▼ Menu

    
Extras ▼

A Summary of the Tendencies in Modern Design.

In this authoritative study of the latest trend in superheterodyne design the is author foreshadows some notable developments of the greatest interest to amateurs. In the clearest terms it is shown that for as modern superheterodyne to be free from background noise and modulation interference a signal-frequency amplifying stage with a variable-mu valve is almost essential. high degree of selectivity and quality is ensured by the inclusion of selective tuning circuits together with a tone correcting valve, on the Stenode principle.

The popularity of the various superheterodynes which have been described in The Wireless World has sufficed to show that the way in which they fulfil the modern need for a highly sensitive and selective receiver, which is also capable of giving first-class quality of reproduction, is greatly appreciated. Since these receivers were designed, however, development in radio has proceeded apace - variable-mu valves have been introduced, single-dial tuning systems have been simplified, and the possibility of highly selective filters used in conjunction with tone correction on the lines of the Stenode has come to be recognised. The net result is that enormous scope has been presented for improvement in superheterodyne technique.

One of the most serious difficulties attendant upon superheterodyne design has always been the elimination of background noise. It has recently been pointed out by the present writer ^{[★] Background Noises, The Wireless World, December 30, 1931.} that for a minimum of background noise the aerial circuit should be as efficient as possible. Logically, therefore, a single tuned aerial circuit should be employed, and used with optimum coupling to an efficient aerial. Both theory and practice show, however, that at least two tuned circuits must be used to precede the first detector if second channel and other special sources of interference ^{[★] Why The Whistles? The Wireless World, March 9, 1932.} are to be reasonably small, It is only possible to employ a single tuned aerial circuit and still have two tuned circuits before the first detector if a preliminary stage of HF amplification be used.

The oscillator is one of the chief sources of background noise ^{[★] The Intermediate Frequency Amplifier of the Superheterodyne, by A L M Sowerby, MSc, The Wireless World, December 17, 1930.}, however, and, as a result, it is found that the lower the value of IF amplification the lower is the noise level. If the IF amplification be reduced to such a value that the background noise is negligible, however, the sensitivity of the set suffers seriously, and in order to maintain the overall amplification it is necessary to add a stage of amplification preceding the first detector. It will thus be seen that on two counts a preliminary stage of HF amplification is desirable, for in two different ways it helps to keep the background noise generated within the receiver at a low level.

> [GIVEN INFORMATION]

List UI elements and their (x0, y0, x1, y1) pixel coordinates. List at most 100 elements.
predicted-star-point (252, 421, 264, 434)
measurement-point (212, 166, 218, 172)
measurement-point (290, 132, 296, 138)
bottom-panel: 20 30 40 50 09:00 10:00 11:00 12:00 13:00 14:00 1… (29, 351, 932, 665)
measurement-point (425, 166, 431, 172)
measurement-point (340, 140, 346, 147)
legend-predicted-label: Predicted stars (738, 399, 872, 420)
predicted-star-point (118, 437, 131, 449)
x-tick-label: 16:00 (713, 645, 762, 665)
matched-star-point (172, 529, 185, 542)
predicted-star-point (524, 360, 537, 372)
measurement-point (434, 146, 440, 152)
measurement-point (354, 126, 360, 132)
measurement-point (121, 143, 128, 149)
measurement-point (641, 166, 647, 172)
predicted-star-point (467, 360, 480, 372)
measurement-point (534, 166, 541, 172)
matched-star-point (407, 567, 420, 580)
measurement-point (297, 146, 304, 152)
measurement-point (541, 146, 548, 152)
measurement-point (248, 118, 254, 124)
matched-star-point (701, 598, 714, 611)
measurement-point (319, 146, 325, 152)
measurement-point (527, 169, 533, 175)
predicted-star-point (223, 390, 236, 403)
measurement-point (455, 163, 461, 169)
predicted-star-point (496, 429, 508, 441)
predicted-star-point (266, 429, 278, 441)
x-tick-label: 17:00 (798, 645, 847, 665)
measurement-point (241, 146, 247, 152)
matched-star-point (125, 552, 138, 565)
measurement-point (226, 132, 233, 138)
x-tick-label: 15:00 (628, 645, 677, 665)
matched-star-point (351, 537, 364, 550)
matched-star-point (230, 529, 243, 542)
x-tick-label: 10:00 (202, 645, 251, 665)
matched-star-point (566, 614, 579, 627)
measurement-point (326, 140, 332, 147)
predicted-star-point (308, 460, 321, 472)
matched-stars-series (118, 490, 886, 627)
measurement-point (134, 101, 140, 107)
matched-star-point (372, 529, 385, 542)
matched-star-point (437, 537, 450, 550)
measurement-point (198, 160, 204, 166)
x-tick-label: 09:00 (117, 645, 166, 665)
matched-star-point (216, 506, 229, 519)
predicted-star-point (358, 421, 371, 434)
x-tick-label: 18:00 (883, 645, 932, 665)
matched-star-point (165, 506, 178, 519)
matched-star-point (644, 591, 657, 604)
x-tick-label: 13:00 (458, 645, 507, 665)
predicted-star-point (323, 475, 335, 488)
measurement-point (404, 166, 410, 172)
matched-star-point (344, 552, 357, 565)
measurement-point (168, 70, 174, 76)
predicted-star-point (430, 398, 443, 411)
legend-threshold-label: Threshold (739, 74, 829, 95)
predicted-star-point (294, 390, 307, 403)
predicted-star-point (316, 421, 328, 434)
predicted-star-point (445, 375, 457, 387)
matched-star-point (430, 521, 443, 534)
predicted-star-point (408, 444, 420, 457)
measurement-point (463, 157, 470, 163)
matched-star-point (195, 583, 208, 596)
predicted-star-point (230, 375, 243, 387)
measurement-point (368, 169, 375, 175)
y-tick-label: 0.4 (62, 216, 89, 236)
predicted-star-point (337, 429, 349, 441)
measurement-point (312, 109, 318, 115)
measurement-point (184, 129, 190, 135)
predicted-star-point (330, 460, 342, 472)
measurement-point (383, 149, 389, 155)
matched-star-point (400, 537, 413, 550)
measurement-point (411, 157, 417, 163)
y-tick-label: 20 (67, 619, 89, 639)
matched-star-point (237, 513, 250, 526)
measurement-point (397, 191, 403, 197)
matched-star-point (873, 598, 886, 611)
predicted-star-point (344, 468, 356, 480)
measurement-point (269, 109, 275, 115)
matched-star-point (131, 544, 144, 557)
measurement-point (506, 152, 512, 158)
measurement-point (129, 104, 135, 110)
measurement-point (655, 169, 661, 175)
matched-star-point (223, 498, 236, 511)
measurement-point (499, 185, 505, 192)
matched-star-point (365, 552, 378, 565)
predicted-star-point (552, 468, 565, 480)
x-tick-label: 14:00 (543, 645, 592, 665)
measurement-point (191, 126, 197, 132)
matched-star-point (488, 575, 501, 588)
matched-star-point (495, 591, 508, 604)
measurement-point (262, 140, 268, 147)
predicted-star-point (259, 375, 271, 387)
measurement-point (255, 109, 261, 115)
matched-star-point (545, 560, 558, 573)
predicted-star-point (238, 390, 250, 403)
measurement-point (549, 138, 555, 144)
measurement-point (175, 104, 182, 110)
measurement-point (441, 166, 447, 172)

> [TASK INSTRUCTIONS]
Quote the superheterodyne article word for word, starting at "A Summary of" and ending at "the Stenode principle.".

> [REPLY]
A Summary of the Tendencies in Modern Design.

In this authoritative study of the latest trend in superheterodyne design the is author foreshadows some notable developments of the greatest interest to amateurs. In the clearest terms it is shown that for as modern superheterodyne to be free from background noise and modulation interference a signal-frequency amplifying stage with a variable-mu valve is almost essential. high degree of selectivity and quality is ensured by the inclusion of selective tuning circuits together with a tone correcting valve, on the Stenode principle.